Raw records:
'''

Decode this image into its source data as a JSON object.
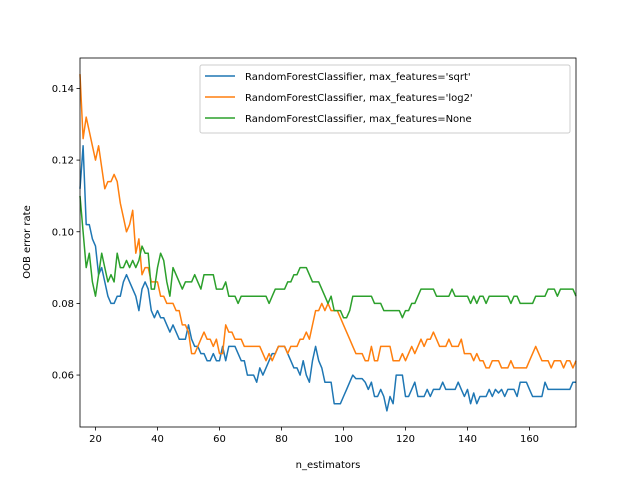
{
  "chart_data": {
    "type": "line",
    "title": "",
    "xlabel": "n_estimators",
    "ylabel": "OOB error rate",
    "xlim": [
      15,
      175
    ],
    "ylim": [
      0.0455,
      0.1485
    ],
    "xticks": [
      20,
      40,
      60,
      80,
      100,
      120,
      140,
      160
    ],
    "xtick_labels": [
      "20",
      "40",
      "60",
      "80",
      "100",
      "120",
      "140",
      "160"
    ],
    "yticks": [
      0.06,
      0.08,
      0.1,
      0.12,
      0.14
    ],
    "ytick_labels": [
      "0.06",
      "0.08",
      "0.10",
      "0.12",
      "0.14"
    ],
    "grid": false,
    "legend_position": "top-right",
    "x_start": 15,
    "x_step": 1,
    "series": [
      {
        "name": "RandomForestClassifier, max_features='sqrt'",
        "color": "#1f77b4",
        "values": [
          0.112,
          0.124,
          0.102,
          0.102,
          0.098,
          0.096,
          0.088,
          0.09,
          0.086,
          0.082,
          0.08,
          0.08,
          0.082,
          0.082,
          0.086,
          0.088,
          0.086,
          0.084,
          0.082,
          0.078,
          0.084,
          0.086,
          0.084,
          0.078,
          0.076,
          0.078,
          0.076,
          0.076,
          0.074,
          0.072,
          0.074,
          0.072,
          0.07,
          0.07,
          0.07,
          0.074,
          0.07,
          0.068,
          0.068,
          0.066,
          0.066,
          0.064,
          0.064,
          0.066,
          0.064,
          0.064,
          0.068,
          0.064,
          0.068,
          0.068,
          0.068,
          0.066,
          0.064,
          0.064,
          0.06,
          0.06,
          0.06,
          0.058,
          0.062,
          0.06,
          0.062,
          0.064,
          0.066,
          0.066,
          0.068,
          0.068,
          0.068,
          0.066,
          0.064,
          0.062,
          0.062,
          0.06,
          0.064,
          0.06,
          0.058,
          0.064,
          0.068,
          0.064,
          0.062,
          0.058,
          0.058,
          0.058,
          0.052,
          0.052,
          0.052,
          0.054,
          0.056,
          0.058,
          0.06,
          0.059,
          0.059,
          0.059,
          0.058,
          0.056,
          0.058,
          0.054,
          0.054,
          0.056,
          0.054,
          0.05,
          0.054,
          0.052,
          0.06,
          0.06,
          0.06,
          0.054,
          0.054,
          0.056,
          0.058,
          0.054,
          0.054,
          0.054,
          0.056,
          0.054,
          0.056,
          0.056,
          0.056,
          0.058,
          0.056,
          0.056,
          0.056,
          0.056,
          0.058,
          0.056,
          0.054,
          0.056,
          0.052,
          0.055,
          0.052,
          0.054,
          0.054,
          0.054,
          0.056,
          0.054,
          0.056,
          0.055,
          0.056,
          0.054,
          0.056,
          0.056,
          0.056,
          0.054,
          0.058,
          0.058,
          0.058,
          0.056,
          0.054,
          0.054,
          0.054,
          0.054,
          0.058,
          0.056,
          0.056,
          0.056,
          0.056,
          0.056,
          0.056,
          0.056,
          0.056,
          0.058,
          0.058
        ]
      },
      {
        "name": "RandomForestClassifier, max_features='log2'",
        "color": "#ff7f0e",
        "values": [
          0.144,
          0.126,
          0.132,
          0.128,
          0.124,
          0.12,
          0.124,
          0.118,
          0.112,
          0.114,
          0.114,
          0.116,
          0.114,
          0.108,
          0.104,
          0.1,
          0.102,
          0.106,
          0.094,
          0.098,
          0.088,
          0.09,
          0.09,
          0.086,
          0.086,
          0.086,
          0.082,
          0.082,
          0.08,
          0.08,
          0.08,
          0.078,
          0.078,
          0.074,
          0.074,
          0.072,
          0.066,
          0.066,
          0.068,
          0.07,
          0.072,
          0.07,
          0.07,
          0.068,
          0.07,
          0.066,
          0.066,
          0.074,
          0.072,
          0.072,
          0.07,
          0.07,
          0.07,
          0.068,
          0.068,
          0.068,
          0.068,
          0.068,
          0.068,
          0.066,
          0.064,
          0.066,
          0.064,
          0.066,
          0.068,
          0.068,
          0.068,
          0.066,
          0.068,
          0.068,
          0.068,
          0.07,
          0.07,
          0.072,
          0.07,
          0.074,
          0.078,
          0.078,
          0.08,
          0.078,
          0.08,
          0.078,
          0.078,
          0.078,
          0.076,
          0.074,
          0.072,
          0.07,
          0.068,
          0.066,
          0.066,
          0.066,
          0.064,
          0.064,
          0.068,
          0.064,
          0.064,
          0.068,
          0.068,
          0.068,
          0.068,
          0.064,
          0.064,
          0.064,
          0.066,
          0.064,
          0.066,
          0.068,
          0.066,
          0.068,
          0.07,
          0.068,
          0.07,
          0.07,
          0.072,
          0.07,
          0.068,
          0.068,
          0.068,
          0.07,
          0.068,
          0.068,
          0.068,
          0.07,
          0.066,
          0.066,
          0.066,
          0.064,
          0.066,
          0.064,
          0.064,
          0.062,
          0.062,
          0.064,
          0.064,
          0.064,
          0.062,
          0.062,
          0.062,
          0.064,
          0.062,
          0.062,
          0.062,
          0.062,
          0.062,
          0.064,
          0.066,
          0.068,
          0.066,
          0.064,
          0.064,
          0.064,
          0.062,
          0.064,
          0.064,
          0.064,
          0.062,
          0.064,
          0.064,
          0.062,
          0.064
        ]
      },
      {
        "name": "RandomForestClassifier, max_features=None",
        "color": "#2ca02c",
        "values": [
          0.11,
          0.1,
          0.09,
          0.094,
          0.086,
          0.082,
          0.088,
          0.094,
          0.09,
          0.086,
          0.088,
          0.086,
          0.094,
          0.09,
          0.09,
          0.092,
          0.09,
          0.092,
          0.09,
          0.092,
          0.096,
          0.094,
          0.094,
          0.084,
          0.084,
          0.09,
          0.094,
          0.092,
          0.086,
          0.082,
          0.09,
          0.088,
          0.086,
          0.084,
          0.086,
          0.086,
          0.086,
          0.088,
          0.086,
          0.084,
          0.088,
          0.088,
          0.088,
          0.088,
          0.084,
          0.084,
          0.084,
          0.086,
          0.082,
          0.082,
          0.082,
          0.08,
          0.082,
          0.082,
          0.082,
          0.082,
          0.082,
          0.082,
          0.082,
          0.082,
          0.082,
          0.08,
          0.082,
          0.084,
          0.084,
          0.084,
          0.084,
          0.086,
          0.086,
          0.088,
          0.088,
          0.09,
          0.09,
          0.09,
          0.088,
          0.086,
          0.086,
          0.086,
          0.084,
          0.082,
          0.08,
          0.082,
          0.078,
          0.078,
          0.078,
          0.076,
          0.076,
          0.078,
          0.082,
          0.082,
          0.082,
          0.082,
          0.082,
          0.082,
          0.082,
          0.08,
          0.08,
          0.08,
          0.078,
          0.078,
          0.078,
          0.078,
          0.078,
          0.078,
          0.076,
          0.078,
          0.078,
          0.08,
          0.08,
          0.082,
          0.084,
          0.084,
          0.084,
          0.084,
          0.084,
          0.082,
          0.082,
          0.082,
          0.082,
          0.082,
          0.084,
          0.082,
          0.082,
          0.082,
          0.082,
          0.082,
          0.08,
          0.082,
          0.08,
          0.082,
          0.082,
          0.08,
          0.082,
          0.082,
          0.082,
          0.082,
          0.082,
          0.082,
          0.082,
          0.08,
          0.082,
          0.082,
          0.08,
          0.08,
          0.08,
          0.08,
          0.08,
          0.082,
          0.082,
          0.082,
          0.082,
          0.084,
          0.084,
          0.084,
          0.082,
          0.084,
          0.084,
          0.084,
          0.084,
          0.084,
          0.082
        ]
      }
    ]
  }
}
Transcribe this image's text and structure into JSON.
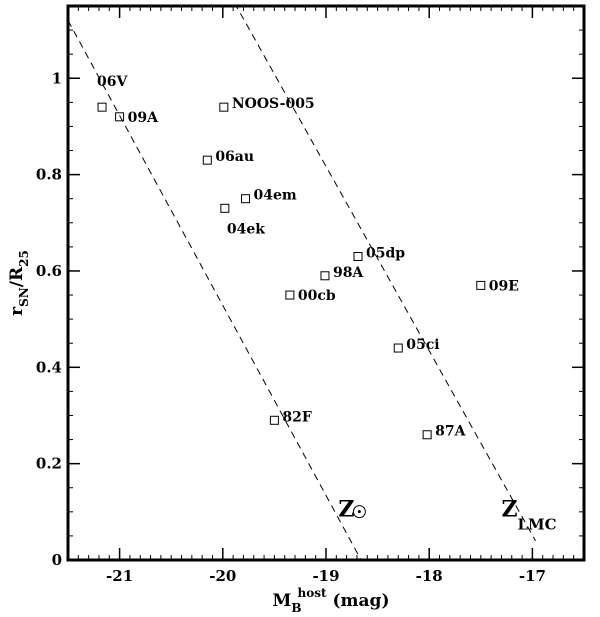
{
  "chart_data": {
    "type": "scatter",
    "title": "",
    "xlabel": {
      "base": "M",
      "sub": "B",
      "sup": "host",
      "unit": "(mag)"
    },
    "ylabel": {
      "base": "r",
      "sub": "SN",
      "mid": "/R",
      "sub2": "25"
    },
    "xlim": [
      -21.5,
      -16.5
    ],
    "ylim": [
      0,
      1.15
    ],
    "x_ticks": [
      {
        "value": -21,
        "label": "-21"
      },
      {
        "value": -20,
        "label": "-20"
      },
      {
        "value": -19,
        "label": "-19"
      },
      {
        "value": -18,
        "label": "-18"
      },
      {
        "value": -17,
        "label": "-17"
      }
    ],
    "y_ticks": [
      {
        "value": 0,
        "label": "0"
      },
      {
        "value": 0.2,
        "label": "0.2"
      },
      {
        "value": 0.4,
        "label": "0.4"
      },
      {
        "value": 0.6,
        "label": "0.6"
      },
      {
        "value": 0.8,
        "label": "0.8"
      },
      {
        "value": 1,
        "label": "1"
      }
    ],
    "grid": false,
    "marker": "open-square",
    "points": [
      {
        "label": "06V",
        "x": -21.17,
        "y": 0.94
      },
      {
        "label": "09A",
        "x": -21.0,
        "y": 0.92
      },
      {
        "label": "NOOS-005",
        "x": -19.99,
        "y": 0.94
      },
      {
        "label": "06au",
        "x": -20.15,
        "y": 0.83
      },
      {
        "label": "04em",
        "x": -19.78,
        "y": 0.75
      },
      {
        "label": "04ek",
        "x": -19.98,
        "y": 0.73
      },
      {
        "label": "05dp",
        "x": -18.69,
        "y": 0.63
      },
      {
        "label": "98A",
        "x": -19.01,
        "y": 0.59
      },
      {
        "label": "00cb",
        "x": -19.35,
        "y": 0.55
      },
      {
        "label": "09E",
        "x": -17.5,
        "y": 0.57
      },
      {
        "label": "05ci",
        "x": -18.3,
        "y": 0.44
      },
      {
        "label": "82F",
        "x": -19.5,
        "y": 0.29
      },
      {
        "label": "87A",
        "x": -18.02,
        "y": 0.26
      }
    ],
    "reference_lines": [
      {
        "name": "solar",
        "style": "dashed",
        "x1": -21.5,
        "y1": 1.12,
        "x2": -18.66,
        "y2": 0.0
      },
      {
        "name": "lmc",
        "style": "dashed",
        "x1": -20.0,
        "y1": 1.2,
        "x2": -16.97,
        "y2": 0.04
      }
    ],
    "annotations": [
      {
        "name": "z-sun",
        "text": "Z",
        "symbol": "sun",
        "x": -18.88,
        "y": 0.09
      },
      {
        "name": "z-lmc",
        "text": "Z",
        "sub": "LMC",
        "x": -17.3,
        "y": 0.09
      }
    ]
  }
}
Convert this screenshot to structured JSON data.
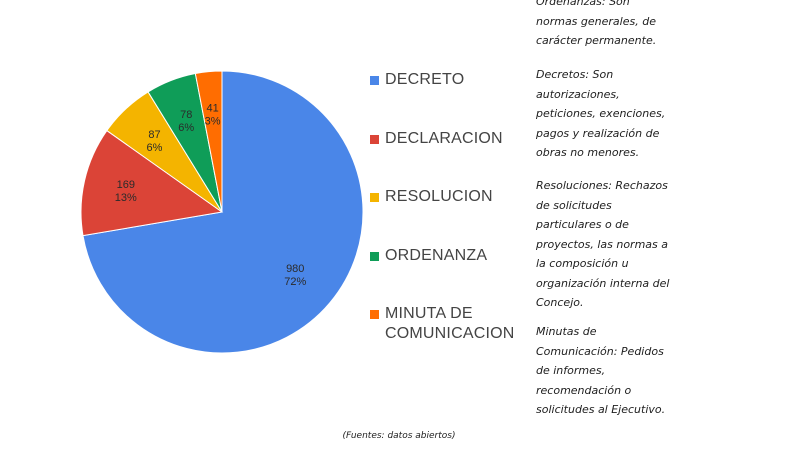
{
  "chart_data": {
    "type": "pie",
    "slices": [
      {
        "label": "DECRETO",
        "value": 980,
        "percent": "72%",
        "color": "#4a86e8"
      },
      {
        "label": "DECLARACION",
        "value": 169,
        "percent": "13%",
        "color": "#db4437"
      },
      {
        "label": "RESOLUCION",
        "value": 87,
        "percent": "6%",
        "color": "#f4b400"
      },
      {
        "label": "ORDENANZA",
        "value": 78,
        "percent": "6%",
        "color": "#0f9d58"
      },
      {
        "label": "MINUTA DE COMUNICACION",
        "value": 41,
        "percent": "3%",
        "color": "#ff6d01"
      }
    ],
    "legend_position": "right"
  },
  "legend": {
    "items": [
      {
        "label": "DECRETO",
        "color": "#4a86e8"
      },
      {
        "label": "DECLARACION",
        "color": "#db4437"
      },
      {
        "label": "RESOLUCION",
        "color": "#f4b400"
      },
      {
        "label": "ORDENANZA",
        "color": "#0f9d58"
      },
      {
        "label": "MINUTA DE COMUNICACION",
        "color": "#ff6d01"
      }
    ]
  },
  "notes": [
    "Ordenanzas: Son\nnormas generales, de\ncarácter permanente.",
    "Decretos: Son\nautorizaciones,\npeticiones, exenciones,\npagos y realización de\nobras no menores.",
    " Resoluciones: Rechazos\nde solicitudes\nparticulares o de\nproyectos, las normas a\nla composición u\norganización interna del\nConcejo.",
    "Minutas de\nComunicación: Pedidos\nde informes,\nrecomendación o\nsolicitudes al Ejecutivo."
  ],
  "source": "(Fuentes: datos abiertos)"
}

'''

Task directions:
Gather all lines from the records above in which "JSON" appears.

Response to this task:
Decode this image into its source data as a JSON object.
Transcribe this image's text and structure into JSON.
Convert this screenshot to structured JSON data.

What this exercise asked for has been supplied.